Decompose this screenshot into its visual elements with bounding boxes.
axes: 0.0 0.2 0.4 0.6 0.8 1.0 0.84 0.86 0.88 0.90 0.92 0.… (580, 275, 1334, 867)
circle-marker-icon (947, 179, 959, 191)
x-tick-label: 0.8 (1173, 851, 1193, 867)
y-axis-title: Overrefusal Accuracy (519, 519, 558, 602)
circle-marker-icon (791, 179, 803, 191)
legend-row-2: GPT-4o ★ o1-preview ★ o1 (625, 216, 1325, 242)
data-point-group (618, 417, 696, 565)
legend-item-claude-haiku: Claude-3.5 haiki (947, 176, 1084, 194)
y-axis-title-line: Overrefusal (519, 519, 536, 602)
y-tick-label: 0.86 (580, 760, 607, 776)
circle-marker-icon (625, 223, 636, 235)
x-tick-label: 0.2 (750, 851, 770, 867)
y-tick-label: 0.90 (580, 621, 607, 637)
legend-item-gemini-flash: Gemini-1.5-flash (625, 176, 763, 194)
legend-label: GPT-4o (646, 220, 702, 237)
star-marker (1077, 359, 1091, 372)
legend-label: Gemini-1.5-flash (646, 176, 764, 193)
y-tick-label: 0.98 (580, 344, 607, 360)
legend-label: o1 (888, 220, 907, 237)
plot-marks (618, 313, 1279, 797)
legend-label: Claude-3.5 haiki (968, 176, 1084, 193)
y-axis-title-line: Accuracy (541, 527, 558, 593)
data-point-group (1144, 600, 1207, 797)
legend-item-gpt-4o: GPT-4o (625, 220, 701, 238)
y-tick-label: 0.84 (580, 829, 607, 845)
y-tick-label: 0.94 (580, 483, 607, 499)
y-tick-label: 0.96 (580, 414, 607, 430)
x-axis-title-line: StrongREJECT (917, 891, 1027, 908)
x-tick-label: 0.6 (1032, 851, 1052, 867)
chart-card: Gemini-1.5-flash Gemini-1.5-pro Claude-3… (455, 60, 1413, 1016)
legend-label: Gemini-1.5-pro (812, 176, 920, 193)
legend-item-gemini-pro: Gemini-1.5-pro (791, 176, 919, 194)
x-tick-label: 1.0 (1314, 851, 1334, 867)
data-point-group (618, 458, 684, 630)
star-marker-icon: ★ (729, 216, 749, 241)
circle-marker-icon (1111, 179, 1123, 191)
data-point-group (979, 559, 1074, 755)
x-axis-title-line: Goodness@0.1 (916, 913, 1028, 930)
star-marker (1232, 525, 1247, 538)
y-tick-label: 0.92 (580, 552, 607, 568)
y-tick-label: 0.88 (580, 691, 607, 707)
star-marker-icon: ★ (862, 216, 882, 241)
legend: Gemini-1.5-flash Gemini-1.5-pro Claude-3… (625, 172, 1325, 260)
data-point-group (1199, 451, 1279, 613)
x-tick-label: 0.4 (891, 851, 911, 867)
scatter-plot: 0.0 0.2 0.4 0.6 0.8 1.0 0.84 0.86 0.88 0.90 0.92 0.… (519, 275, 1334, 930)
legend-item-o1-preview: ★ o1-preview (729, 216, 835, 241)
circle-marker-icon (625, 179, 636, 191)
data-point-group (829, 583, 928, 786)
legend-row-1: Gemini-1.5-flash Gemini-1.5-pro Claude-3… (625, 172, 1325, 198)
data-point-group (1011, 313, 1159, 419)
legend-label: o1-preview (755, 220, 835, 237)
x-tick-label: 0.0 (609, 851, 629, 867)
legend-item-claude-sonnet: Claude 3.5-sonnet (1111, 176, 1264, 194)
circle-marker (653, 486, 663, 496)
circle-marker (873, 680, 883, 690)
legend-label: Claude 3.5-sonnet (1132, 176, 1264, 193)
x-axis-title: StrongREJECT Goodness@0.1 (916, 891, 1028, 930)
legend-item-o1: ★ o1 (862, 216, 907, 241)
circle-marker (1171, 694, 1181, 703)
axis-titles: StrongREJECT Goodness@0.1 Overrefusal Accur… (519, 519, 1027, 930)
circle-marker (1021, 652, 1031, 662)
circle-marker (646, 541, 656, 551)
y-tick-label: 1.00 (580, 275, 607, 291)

--------------------------------

Exercise brief
Locate every line above that contains the string "data", treating uppercase and lowercase as different, and copy each of those lines.

Response to this task
data-point-group (618, 417, 696, 565)
data-point-group (1144, 600, 1207, 797)
data-point-group (618, 458, 684, 630)
data-point-group (979, 559, 1074, 755)
data-point-group (1199, 451, 1279, 613)
data-point-group (829, 583, 928, 786)
data-point-group (1011, 313, 1159, 419)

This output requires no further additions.